- Challenge -
Note each line where "money" appears, and copy it.
====
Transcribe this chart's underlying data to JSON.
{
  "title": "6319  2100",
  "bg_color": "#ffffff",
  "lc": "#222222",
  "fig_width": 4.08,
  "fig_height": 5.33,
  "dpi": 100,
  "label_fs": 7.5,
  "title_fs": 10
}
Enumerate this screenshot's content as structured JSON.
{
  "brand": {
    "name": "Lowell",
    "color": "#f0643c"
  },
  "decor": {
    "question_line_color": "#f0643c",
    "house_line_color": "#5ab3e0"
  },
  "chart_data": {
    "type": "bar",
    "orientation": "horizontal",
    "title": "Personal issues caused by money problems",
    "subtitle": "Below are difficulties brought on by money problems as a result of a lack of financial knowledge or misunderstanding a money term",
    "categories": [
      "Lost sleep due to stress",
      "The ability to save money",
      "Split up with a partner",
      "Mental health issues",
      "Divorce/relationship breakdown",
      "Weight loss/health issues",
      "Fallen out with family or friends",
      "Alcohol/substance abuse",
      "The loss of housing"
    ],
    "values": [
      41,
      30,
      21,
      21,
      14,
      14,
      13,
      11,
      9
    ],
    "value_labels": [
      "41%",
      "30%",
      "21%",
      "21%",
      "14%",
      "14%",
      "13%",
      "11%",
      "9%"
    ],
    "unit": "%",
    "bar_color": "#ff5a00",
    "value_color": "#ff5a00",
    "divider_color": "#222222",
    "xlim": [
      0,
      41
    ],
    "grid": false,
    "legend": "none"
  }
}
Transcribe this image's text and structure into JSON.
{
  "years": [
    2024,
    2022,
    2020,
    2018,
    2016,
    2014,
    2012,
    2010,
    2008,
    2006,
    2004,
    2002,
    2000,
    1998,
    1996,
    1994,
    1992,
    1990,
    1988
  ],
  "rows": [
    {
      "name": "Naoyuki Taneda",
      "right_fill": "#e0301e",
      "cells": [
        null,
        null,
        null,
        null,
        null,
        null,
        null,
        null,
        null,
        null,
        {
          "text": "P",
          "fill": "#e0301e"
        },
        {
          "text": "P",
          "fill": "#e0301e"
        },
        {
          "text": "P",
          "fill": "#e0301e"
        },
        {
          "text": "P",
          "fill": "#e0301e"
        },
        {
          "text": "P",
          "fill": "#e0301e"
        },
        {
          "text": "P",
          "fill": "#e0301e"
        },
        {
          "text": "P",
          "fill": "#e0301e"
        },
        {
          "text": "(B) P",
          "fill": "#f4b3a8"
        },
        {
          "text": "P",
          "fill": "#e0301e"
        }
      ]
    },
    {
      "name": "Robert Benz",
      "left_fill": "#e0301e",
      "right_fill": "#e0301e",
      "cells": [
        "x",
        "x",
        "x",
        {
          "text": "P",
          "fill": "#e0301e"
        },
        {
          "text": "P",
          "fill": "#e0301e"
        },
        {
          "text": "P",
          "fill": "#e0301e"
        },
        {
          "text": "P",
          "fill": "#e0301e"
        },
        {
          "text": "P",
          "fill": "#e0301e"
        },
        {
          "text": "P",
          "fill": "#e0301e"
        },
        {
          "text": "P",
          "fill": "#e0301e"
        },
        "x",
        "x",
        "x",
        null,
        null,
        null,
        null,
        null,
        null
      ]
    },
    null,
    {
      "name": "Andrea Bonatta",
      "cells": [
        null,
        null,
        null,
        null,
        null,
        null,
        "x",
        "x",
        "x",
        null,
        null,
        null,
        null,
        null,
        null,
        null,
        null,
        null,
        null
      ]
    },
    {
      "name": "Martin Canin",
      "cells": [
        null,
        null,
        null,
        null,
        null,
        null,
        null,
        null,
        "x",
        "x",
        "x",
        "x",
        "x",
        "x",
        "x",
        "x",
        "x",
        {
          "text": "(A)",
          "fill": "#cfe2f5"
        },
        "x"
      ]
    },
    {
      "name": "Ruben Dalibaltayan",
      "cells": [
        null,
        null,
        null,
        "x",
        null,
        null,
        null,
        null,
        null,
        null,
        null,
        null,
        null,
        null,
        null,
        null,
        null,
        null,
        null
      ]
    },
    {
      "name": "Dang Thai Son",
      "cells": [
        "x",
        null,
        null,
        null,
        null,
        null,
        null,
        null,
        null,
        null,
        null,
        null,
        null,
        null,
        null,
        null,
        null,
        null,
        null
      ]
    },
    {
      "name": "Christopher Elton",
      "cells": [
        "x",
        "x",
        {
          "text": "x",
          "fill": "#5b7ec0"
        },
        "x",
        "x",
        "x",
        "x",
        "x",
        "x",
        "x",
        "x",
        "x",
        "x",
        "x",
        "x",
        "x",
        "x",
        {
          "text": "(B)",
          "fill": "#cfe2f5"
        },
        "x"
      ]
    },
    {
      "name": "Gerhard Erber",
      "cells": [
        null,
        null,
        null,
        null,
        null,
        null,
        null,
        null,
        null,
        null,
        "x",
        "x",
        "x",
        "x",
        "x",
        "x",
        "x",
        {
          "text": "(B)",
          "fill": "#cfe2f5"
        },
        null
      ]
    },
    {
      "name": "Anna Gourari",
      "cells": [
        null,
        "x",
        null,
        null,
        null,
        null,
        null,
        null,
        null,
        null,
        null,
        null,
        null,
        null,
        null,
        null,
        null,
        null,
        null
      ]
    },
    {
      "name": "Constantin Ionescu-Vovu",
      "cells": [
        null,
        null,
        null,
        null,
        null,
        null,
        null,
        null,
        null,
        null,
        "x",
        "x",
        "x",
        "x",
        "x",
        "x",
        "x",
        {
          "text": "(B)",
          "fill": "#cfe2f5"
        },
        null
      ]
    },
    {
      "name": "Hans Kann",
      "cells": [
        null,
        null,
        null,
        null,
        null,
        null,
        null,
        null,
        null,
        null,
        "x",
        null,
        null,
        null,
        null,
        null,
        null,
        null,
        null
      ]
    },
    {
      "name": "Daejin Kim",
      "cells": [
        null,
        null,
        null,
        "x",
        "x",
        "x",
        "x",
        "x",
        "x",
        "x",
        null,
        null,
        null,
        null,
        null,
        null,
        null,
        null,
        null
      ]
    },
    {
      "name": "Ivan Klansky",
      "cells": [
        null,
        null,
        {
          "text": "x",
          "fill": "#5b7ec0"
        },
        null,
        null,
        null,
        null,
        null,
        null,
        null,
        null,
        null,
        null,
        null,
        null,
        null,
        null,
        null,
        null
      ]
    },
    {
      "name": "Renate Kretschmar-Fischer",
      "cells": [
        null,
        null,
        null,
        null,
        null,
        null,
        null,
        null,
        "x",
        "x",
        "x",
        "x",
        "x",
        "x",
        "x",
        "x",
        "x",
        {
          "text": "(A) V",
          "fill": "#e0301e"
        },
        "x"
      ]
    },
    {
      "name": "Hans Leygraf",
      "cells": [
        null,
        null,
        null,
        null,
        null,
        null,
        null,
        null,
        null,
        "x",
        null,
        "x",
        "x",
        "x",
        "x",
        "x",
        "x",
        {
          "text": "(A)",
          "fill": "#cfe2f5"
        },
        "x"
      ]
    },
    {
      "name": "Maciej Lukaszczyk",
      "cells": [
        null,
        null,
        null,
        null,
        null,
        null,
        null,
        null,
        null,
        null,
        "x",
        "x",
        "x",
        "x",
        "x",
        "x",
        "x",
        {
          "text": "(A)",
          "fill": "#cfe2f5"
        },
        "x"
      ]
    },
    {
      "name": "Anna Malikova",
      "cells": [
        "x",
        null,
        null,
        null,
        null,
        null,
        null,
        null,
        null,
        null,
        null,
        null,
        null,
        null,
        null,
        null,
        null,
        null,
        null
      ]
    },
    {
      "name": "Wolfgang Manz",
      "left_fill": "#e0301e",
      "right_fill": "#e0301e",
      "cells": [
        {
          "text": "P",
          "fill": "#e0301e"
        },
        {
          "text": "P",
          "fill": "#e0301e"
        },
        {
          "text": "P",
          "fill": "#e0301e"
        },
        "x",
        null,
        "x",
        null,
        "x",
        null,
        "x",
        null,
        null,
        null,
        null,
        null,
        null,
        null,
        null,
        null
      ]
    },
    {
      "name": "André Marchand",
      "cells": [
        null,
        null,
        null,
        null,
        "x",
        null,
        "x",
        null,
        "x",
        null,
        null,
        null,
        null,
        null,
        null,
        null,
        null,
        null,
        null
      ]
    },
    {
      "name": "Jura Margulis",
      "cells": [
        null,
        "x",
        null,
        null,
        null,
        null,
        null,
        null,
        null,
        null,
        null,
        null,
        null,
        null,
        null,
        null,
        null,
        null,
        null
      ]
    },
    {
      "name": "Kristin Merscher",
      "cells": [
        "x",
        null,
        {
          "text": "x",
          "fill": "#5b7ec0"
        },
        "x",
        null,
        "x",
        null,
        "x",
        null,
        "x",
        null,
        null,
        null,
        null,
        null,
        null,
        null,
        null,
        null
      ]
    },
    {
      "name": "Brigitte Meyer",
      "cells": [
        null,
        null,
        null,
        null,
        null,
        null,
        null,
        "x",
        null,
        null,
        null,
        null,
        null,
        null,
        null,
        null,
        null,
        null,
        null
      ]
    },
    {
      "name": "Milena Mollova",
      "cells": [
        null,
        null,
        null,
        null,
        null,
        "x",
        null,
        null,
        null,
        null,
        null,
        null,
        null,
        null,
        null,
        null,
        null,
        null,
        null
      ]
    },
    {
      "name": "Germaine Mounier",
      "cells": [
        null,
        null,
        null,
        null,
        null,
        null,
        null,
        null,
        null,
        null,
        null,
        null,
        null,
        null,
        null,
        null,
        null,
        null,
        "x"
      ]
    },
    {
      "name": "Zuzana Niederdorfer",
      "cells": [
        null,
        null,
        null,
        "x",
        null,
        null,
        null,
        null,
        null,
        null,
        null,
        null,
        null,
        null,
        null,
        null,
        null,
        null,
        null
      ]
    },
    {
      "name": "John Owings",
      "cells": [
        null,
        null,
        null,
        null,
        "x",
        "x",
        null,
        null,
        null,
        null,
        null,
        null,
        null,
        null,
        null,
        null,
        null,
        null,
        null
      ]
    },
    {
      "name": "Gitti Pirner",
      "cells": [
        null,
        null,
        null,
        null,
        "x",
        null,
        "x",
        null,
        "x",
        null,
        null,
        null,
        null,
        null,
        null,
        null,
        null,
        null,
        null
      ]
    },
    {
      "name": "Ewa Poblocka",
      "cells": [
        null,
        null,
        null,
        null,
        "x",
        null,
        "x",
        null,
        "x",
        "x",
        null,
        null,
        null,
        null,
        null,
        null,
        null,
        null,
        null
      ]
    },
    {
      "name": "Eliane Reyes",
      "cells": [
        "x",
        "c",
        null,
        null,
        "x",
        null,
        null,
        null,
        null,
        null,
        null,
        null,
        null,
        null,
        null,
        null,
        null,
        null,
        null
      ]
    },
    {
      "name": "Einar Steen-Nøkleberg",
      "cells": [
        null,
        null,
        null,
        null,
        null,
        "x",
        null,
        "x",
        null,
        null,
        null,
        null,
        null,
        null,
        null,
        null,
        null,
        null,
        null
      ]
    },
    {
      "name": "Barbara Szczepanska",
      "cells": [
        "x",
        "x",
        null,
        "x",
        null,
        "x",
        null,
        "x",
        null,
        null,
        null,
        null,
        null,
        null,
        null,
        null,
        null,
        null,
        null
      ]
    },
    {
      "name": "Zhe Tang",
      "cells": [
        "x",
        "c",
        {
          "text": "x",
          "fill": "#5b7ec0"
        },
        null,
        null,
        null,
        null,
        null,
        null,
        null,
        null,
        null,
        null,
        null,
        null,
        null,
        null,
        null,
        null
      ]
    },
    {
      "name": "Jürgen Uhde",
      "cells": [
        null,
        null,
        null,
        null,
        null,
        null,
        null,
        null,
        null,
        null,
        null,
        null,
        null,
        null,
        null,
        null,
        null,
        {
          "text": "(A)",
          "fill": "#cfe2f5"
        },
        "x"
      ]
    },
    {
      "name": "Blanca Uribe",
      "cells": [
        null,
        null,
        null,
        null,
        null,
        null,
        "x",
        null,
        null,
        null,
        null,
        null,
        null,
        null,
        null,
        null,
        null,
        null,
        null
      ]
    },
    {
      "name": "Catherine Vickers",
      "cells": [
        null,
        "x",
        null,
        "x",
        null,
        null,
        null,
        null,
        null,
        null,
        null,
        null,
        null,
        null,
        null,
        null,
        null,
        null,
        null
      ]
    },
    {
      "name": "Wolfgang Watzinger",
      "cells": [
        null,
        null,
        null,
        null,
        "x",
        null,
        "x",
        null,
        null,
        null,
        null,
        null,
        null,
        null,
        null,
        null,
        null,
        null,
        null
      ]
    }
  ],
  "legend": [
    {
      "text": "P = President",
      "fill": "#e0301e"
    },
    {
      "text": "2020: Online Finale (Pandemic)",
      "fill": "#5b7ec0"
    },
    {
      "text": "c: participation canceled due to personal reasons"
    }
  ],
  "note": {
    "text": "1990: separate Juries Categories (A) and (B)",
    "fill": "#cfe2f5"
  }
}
====
- Expected answer -
    "title": "Personal issues caused by money problems",
    "subtitle": "Below are difficulties brought on by money problems as a result of a lack of financial knowledge or misunderstanding a money term",
      "The ability to save money",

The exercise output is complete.